Output the entries below exactly as written, omitting pictures.
## start THE RECORDS
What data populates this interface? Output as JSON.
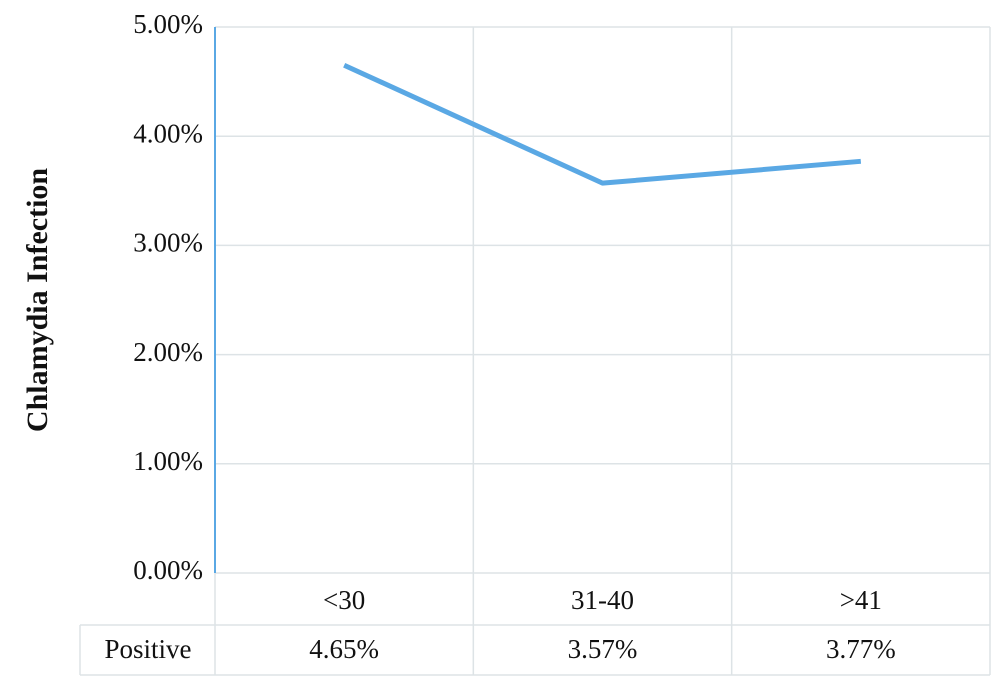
{
  "chart_data": {
    "type": "line",
    "ylabel": "Chlamydia Infection",
    "categories": [
      "<30",
      "31-40",
      ">41"
    ],
    "series": [
      {
        "name": "Positive",
        "color": "#5aa8e4",
        "values": [
          4.65,
          3.57,
          3.77
        ],
        "value_labels": [
          "4.65%",
          "3.57%",
          "3.77%"
        ]
      }
    ],
    "ylim": [
      0,
      5
    ],
    "yticks": [
      {
        "value": 0,
        "label": "0.00%"
      },
      {
        "value": 1,
        "label": "1.00%"
      },
      {
        "value": 2,
        "label": "2.00%"
      },
      {
        "value": 3,
        "label": "3.00%"
      },
      {
        "value": 4,
        "label": "4.00%"
      },
      {
        "value": 5,
        "label": "5.00%"
      }
    ],
    "grid": true,
    "data_table": true
  }
}
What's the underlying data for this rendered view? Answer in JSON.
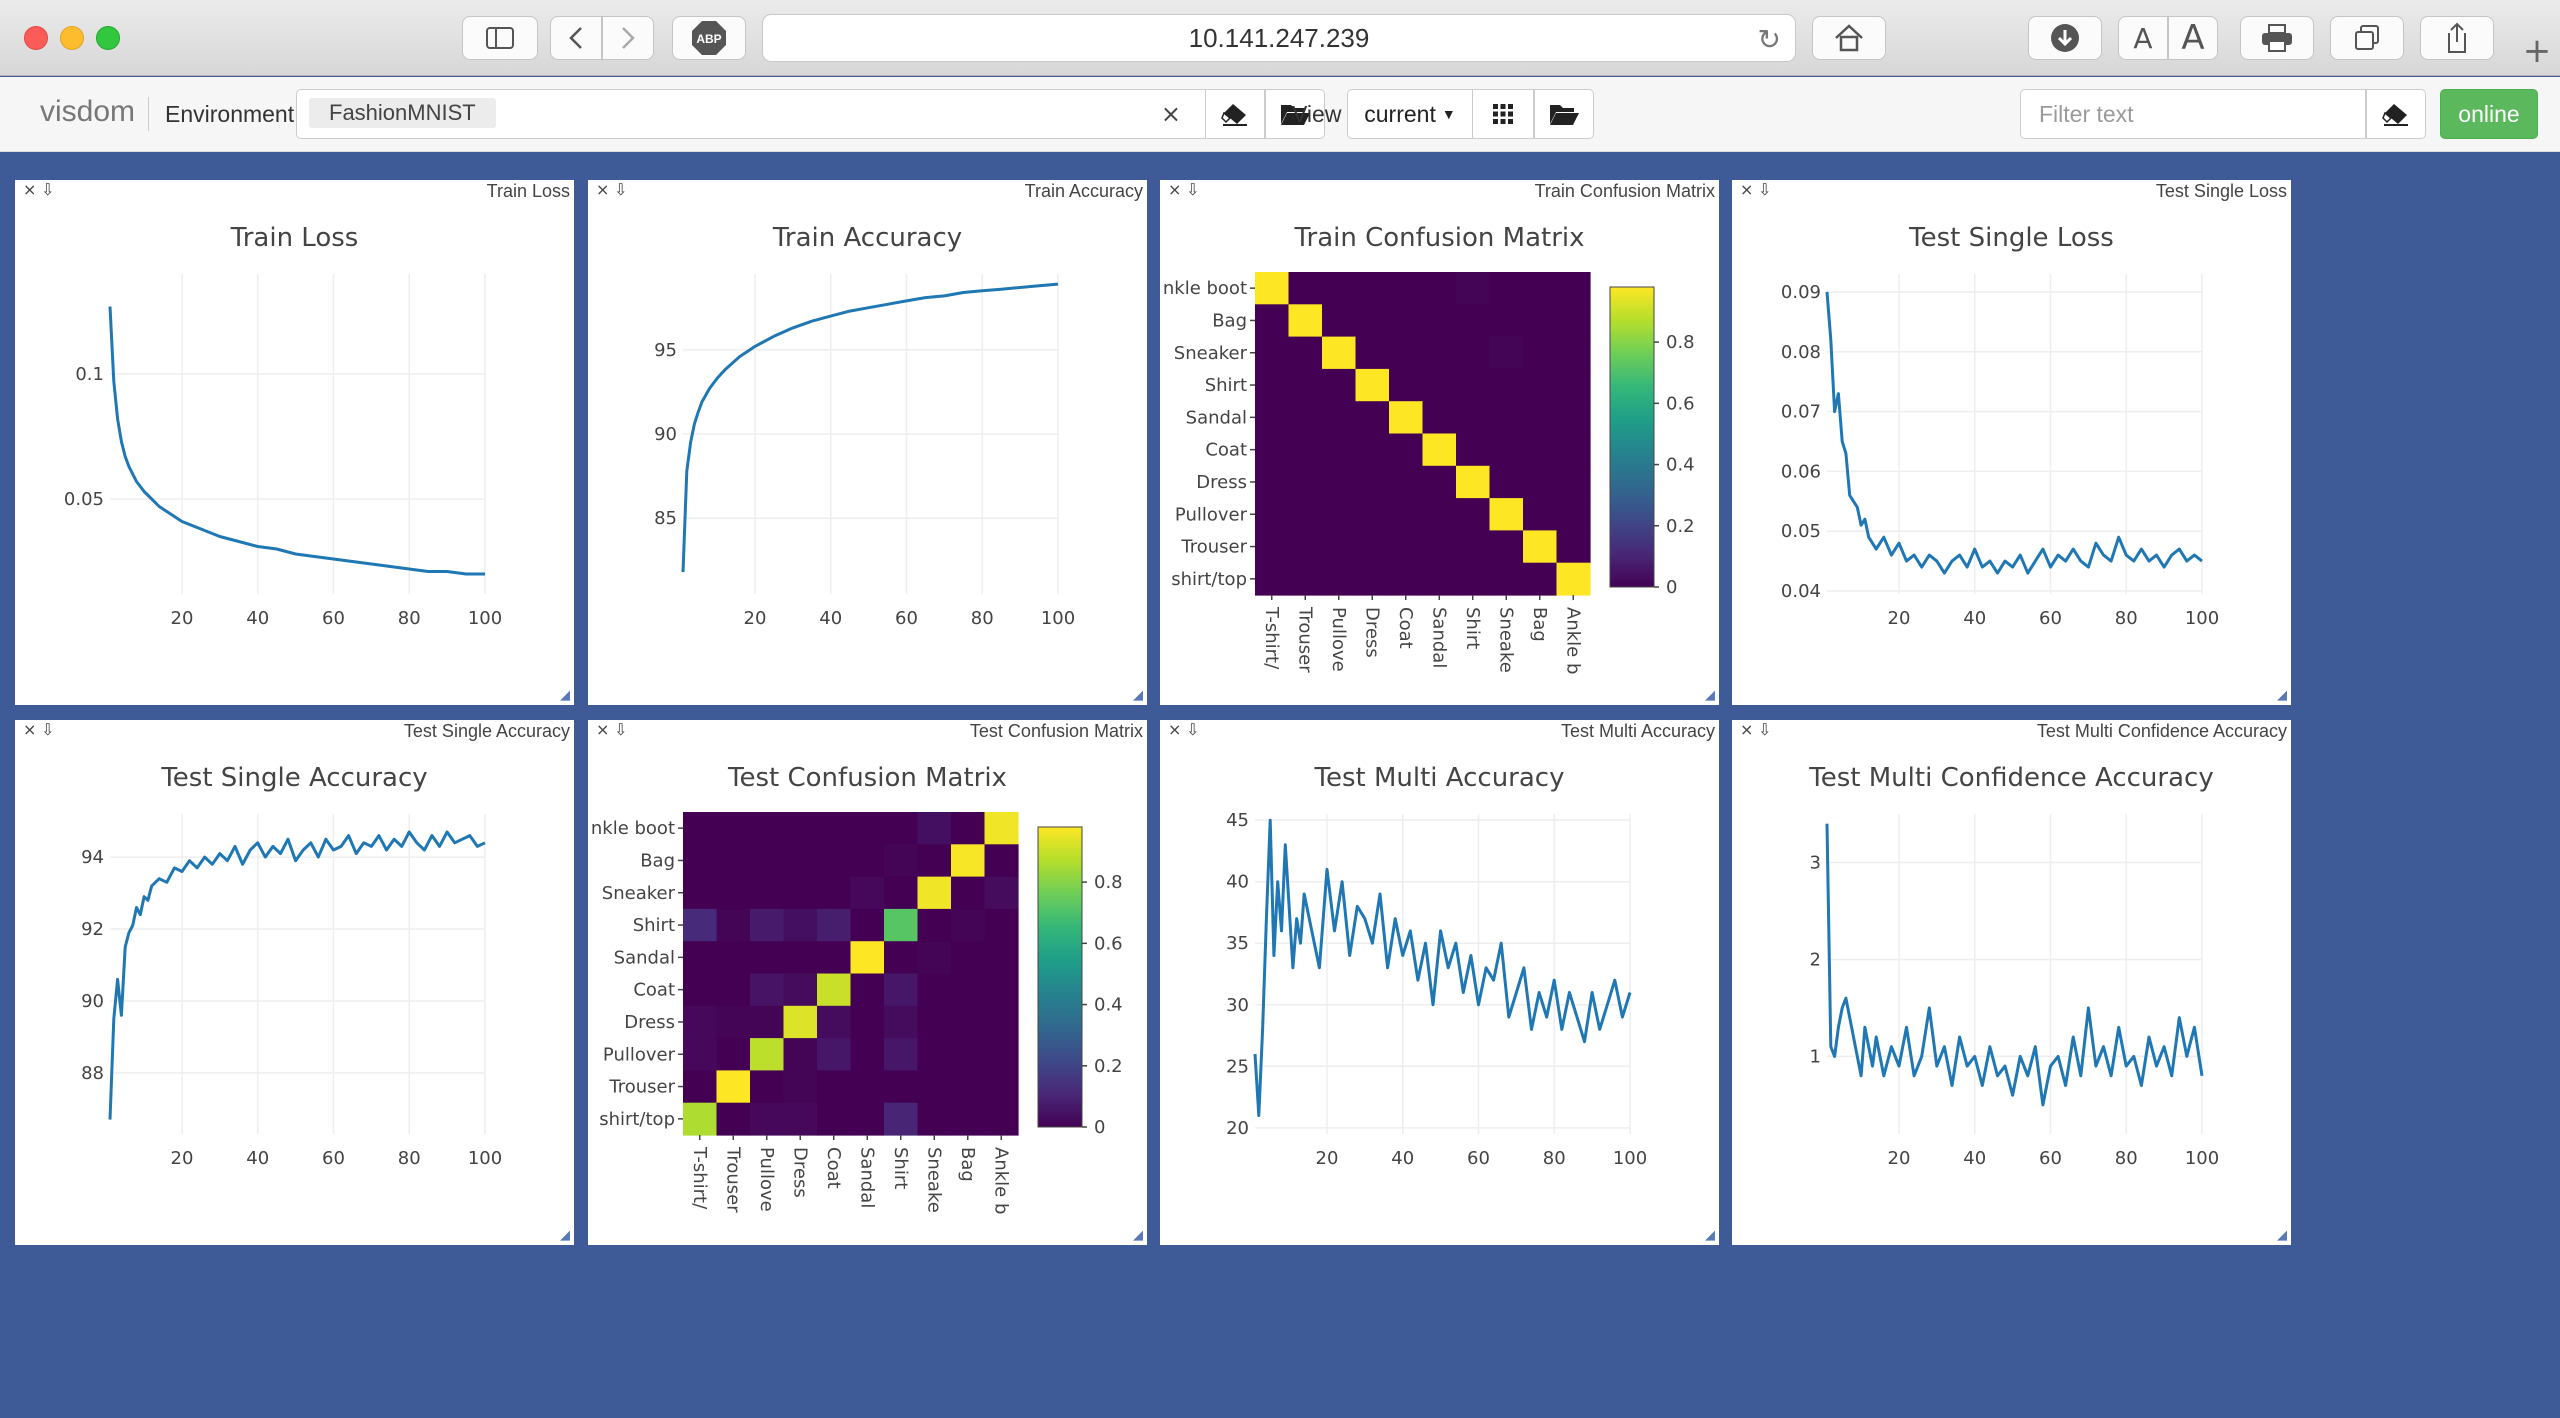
## end THE RECORDS
§ EXPECTED OUTPUT
What data populates this interface? Output as JSON.
{
  "chart_data": {
    "type": "line",
    "ylabel": "Chlamydia Infection",
    "categories": [
      "<30",
      "31-40",
      ">41"
    ],
    "series": [
      {
        "name": "Positive",
        "color": "#5aa8e4",
        "values": [
          4.65,
          3.57,
          3.77
        ],
        "value_labels": [
          "4.65%",
          "3.57%",
          "3.77%"
        ]
      }
    ],
    "ylim": [
      0,
      5
    ],
    "yticks": [
      {
        "value": 0,
        "label": "0.00%"
      },
      {
        "value": 1,
        "label": "1.00%"
      },
      {
        "value": 2,
        "label": "2.00%"
      },
      {
        "value": 3,
        "label": "3.00%"
      },
      {
        "value": 4,
        "label": "4.00%"
      },
      {
        "value": 5,
        "label": "5.00%"
      }
    ],
    "grid": true,
    "data_table": true
  }
}
What's the underlying data for this rendered view? Answer in JSON.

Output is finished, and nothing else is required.